= Trecho do texto =

"""

Partindo da lição de Briz, citado no texto de uma Sentença proferida pelo STJ[253], pode-se delinear a tênue, mas existente, diferença entre a perda de uma chance e os lucros cessantes e ela se resume a semântica de duas palavras: possibilidade versus probabilidade.

Consta no Dicionário Michaelis que probabilidade se assemelha a verossimilhança, ou seja, a possibilidade mais acentuada da realização de um acontecimento entre inúmeros possíveis, baseada, subjetivamente, na opinião do observador e, objetivamente, na relação entre o número de casos favoráveis e o total das realizações. [possuindo a qualidade então] de ser provável[254].

Provável é tudo aquilo que pode ser objeto de prova, tentando se transcender o estado da dúvida, no entendimento de Malatesta, citado por Deda[255]. Assim, para se obter uma reparação de lucros cessantes, "é necessária a prova da probabilidade objetiva da percepção de lucros, de forma concreta e não de simples possibilidade de sua realização”[256]. A jurisprudência nacional já pacificou há muito tal entendimento acerca dos lucros cessantes indenizáveis: lucro indenizado = lucro provado.

Por outro lado, a chance se encontra mais na seara da possibilidade, que segundo o Dicionário Michaelis é tudo aquilo “que não contradiz as leis da natureza”[257]. Partindo-se da definição puramente gramatical se denota o vão existente entre os termos, uma vez que o provável é algo muito mais concreto do que o possível.

"""

= Tarefas escritas =
**1.** Responda com base no trecho sobre a perda de uma chance:
(a) A diferença entre a perda de uma chance e os lucros cessantes se resume à semântica de quais duas palavras?
(b) Que fórmula resume o entendimento da jurisprudência nacional sobre os lucros cessantes indenizáveis?
(c) Segundo o Dicionário Michaelis, como se define a possibilidade?
**2.** Reproduza do trecho sobre a perda de uma chance a passagem que começa em "Partindo da lição" e vai até "possibilidade versus probabilidade.", com essas palavras incluídas.

= Linhas de dados =
"""

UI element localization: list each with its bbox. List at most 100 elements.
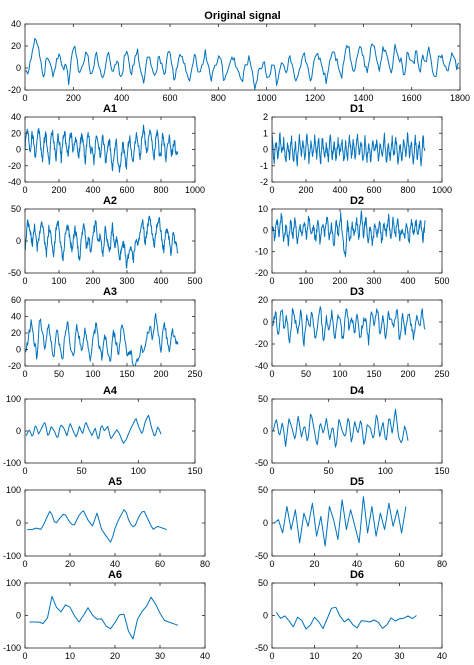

"""

= Lista de respostas =
**1.**
(a) Possibilidade versus probabilidade.
(b) Lucro indenizado = lucro provado.
(c) É tudo aquilo "que não contradiz as leis da natureza".

**2.**
Partindo da lição de Briz, citado no texto de uma Sentença proferida pelo STJ[253], pode-se delinear a tênue, mas existente, diferença entre a perda de uma chance e os lucros cessantes e ela se resume a semântica de duas palavras: possibilidade versus probabilidade.